* [Stated exercise]
Copy out each line in the material below that has the word "title".

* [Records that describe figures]
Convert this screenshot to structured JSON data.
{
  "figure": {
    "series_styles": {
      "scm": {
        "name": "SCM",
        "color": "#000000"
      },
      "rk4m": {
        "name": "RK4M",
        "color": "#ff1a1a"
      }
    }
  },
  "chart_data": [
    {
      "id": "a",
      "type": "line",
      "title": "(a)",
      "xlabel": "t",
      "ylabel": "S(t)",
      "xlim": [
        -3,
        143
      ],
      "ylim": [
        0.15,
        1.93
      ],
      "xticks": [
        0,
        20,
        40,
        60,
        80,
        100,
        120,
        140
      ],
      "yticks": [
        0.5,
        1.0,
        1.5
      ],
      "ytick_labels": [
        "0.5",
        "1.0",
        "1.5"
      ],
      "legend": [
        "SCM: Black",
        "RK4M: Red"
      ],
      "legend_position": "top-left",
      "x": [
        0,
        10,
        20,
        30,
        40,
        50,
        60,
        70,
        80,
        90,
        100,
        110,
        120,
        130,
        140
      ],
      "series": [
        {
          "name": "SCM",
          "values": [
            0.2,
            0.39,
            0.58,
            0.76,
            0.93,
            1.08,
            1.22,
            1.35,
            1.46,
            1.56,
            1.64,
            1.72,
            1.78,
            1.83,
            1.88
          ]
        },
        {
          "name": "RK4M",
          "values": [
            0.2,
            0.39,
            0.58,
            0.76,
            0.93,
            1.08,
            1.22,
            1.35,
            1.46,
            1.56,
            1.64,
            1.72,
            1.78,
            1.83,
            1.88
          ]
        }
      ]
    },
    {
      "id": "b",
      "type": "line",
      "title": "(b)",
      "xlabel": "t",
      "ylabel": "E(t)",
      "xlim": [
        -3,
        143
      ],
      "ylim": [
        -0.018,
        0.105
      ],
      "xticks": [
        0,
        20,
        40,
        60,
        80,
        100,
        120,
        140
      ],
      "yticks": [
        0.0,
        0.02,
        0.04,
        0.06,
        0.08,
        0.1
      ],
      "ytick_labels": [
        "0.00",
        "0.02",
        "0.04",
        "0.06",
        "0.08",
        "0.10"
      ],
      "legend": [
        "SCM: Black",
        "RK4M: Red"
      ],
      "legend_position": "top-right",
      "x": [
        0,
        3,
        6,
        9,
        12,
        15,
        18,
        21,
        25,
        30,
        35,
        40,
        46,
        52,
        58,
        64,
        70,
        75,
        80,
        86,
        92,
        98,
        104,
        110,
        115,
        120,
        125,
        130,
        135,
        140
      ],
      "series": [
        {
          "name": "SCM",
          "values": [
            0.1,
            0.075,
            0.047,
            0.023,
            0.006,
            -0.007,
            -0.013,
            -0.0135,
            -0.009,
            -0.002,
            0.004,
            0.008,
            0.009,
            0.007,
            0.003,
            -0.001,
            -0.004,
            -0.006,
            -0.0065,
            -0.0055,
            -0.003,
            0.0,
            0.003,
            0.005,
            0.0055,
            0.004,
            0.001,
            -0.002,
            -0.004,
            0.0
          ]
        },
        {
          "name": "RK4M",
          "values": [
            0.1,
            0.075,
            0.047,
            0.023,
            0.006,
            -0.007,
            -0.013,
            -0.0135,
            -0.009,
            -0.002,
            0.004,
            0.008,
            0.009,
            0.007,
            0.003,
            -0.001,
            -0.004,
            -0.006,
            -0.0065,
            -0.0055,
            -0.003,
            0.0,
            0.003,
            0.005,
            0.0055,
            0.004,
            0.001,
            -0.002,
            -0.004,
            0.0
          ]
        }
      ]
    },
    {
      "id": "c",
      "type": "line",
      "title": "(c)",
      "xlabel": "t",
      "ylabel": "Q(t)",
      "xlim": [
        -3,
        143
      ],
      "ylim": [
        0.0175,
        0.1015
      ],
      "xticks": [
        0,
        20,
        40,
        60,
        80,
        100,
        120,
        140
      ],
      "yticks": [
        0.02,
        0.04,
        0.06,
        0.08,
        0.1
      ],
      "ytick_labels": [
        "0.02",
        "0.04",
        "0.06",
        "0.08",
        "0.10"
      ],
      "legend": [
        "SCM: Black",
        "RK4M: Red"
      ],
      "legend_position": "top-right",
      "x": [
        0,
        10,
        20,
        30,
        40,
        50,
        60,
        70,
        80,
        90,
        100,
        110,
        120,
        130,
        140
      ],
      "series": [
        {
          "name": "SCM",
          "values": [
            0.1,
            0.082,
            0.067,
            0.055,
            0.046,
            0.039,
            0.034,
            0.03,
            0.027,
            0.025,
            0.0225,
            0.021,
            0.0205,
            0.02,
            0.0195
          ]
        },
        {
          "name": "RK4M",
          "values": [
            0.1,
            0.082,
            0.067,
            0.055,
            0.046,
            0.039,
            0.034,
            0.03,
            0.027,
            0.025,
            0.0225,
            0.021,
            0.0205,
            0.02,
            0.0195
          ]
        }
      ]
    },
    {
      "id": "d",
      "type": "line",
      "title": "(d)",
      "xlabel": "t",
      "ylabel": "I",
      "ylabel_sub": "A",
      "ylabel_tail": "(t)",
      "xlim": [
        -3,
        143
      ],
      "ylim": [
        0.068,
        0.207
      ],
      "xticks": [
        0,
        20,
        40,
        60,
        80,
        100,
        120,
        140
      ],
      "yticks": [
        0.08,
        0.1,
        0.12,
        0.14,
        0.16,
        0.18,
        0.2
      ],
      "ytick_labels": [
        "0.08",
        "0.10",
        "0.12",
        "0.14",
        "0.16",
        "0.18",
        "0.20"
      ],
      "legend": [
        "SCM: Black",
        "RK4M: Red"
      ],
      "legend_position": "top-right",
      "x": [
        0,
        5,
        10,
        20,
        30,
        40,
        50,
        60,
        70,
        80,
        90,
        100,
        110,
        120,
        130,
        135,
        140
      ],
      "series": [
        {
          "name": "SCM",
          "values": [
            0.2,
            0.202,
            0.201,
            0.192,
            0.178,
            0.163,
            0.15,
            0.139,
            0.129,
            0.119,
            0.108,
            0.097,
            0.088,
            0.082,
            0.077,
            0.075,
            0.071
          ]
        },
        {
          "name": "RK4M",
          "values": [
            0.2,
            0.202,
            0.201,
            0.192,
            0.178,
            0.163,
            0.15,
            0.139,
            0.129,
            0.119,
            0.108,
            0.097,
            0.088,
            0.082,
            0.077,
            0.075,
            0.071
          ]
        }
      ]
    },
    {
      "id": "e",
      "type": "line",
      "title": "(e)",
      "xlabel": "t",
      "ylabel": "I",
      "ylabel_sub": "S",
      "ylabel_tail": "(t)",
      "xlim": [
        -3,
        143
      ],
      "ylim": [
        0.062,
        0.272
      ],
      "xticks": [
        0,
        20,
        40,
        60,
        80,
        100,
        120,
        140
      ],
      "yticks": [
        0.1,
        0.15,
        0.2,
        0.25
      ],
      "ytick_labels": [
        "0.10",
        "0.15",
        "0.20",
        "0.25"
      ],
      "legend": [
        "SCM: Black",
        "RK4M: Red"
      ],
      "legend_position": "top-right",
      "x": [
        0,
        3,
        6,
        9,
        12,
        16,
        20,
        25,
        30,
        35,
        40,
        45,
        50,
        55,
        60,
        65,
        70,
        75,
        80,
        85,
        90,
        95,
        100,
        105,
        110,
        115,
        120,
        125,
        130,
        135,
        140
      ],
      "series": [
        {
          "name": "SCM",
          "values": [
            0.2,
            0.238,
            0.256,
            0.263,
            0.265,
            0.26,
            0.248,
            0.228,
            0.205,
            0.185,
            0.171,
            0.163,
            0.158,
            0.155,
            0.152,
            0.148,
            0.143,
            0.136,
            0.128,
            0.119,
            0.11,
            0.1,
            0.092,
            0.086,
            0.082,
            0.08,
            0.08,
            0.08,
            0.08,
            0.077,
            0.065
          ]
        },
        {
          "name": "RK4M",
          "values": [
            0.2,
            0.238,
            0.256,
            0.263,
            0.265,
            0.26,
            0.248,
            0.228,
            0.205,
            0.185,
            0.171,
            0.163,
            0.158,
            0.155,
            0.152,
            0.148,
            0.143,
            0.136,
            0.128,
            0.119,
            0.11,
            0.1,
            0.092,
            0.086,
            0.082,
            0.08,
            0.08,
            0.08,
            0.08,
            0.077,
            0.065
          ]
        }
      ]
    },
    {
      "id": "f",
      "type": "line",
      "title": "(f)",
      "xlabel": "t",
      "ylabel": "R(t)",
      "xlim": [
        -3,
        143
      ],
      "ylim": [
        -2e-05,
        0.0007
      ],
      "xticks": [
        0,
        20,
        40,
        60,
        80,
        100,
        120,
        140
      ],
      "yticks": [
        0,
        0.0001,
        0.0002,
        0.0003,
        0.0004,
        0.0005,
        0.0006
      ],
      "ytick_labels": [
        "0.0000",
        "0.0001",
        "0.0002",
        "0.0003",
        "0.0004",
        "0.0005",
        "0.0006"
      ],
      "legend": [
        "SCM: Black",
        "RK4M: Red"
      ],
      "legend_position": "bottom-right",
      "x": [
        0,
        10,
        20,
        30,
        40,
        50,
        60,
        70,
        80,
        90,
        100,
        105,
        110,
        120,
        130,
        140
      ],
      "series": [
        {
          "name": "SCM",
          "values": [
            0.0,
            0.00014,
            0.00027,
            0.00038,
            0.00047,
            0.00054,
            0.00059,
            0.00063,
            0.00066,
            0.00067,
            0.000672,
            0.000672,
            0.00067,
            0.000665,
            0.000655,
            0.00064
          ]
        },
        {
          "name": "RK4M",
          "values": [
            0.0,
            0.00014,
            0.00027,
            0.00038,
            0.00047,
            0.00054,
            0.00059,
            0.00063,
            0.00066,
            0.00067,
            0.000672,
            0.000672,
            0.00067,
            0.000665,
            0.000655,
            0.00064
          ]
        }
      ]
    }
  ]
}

* [Problem solution]
      "title": "(a)",
      "title": "(b)",
      "title": "(c)",
      "title": "(d)",
      "title": "(e)",
      "title": "(f)",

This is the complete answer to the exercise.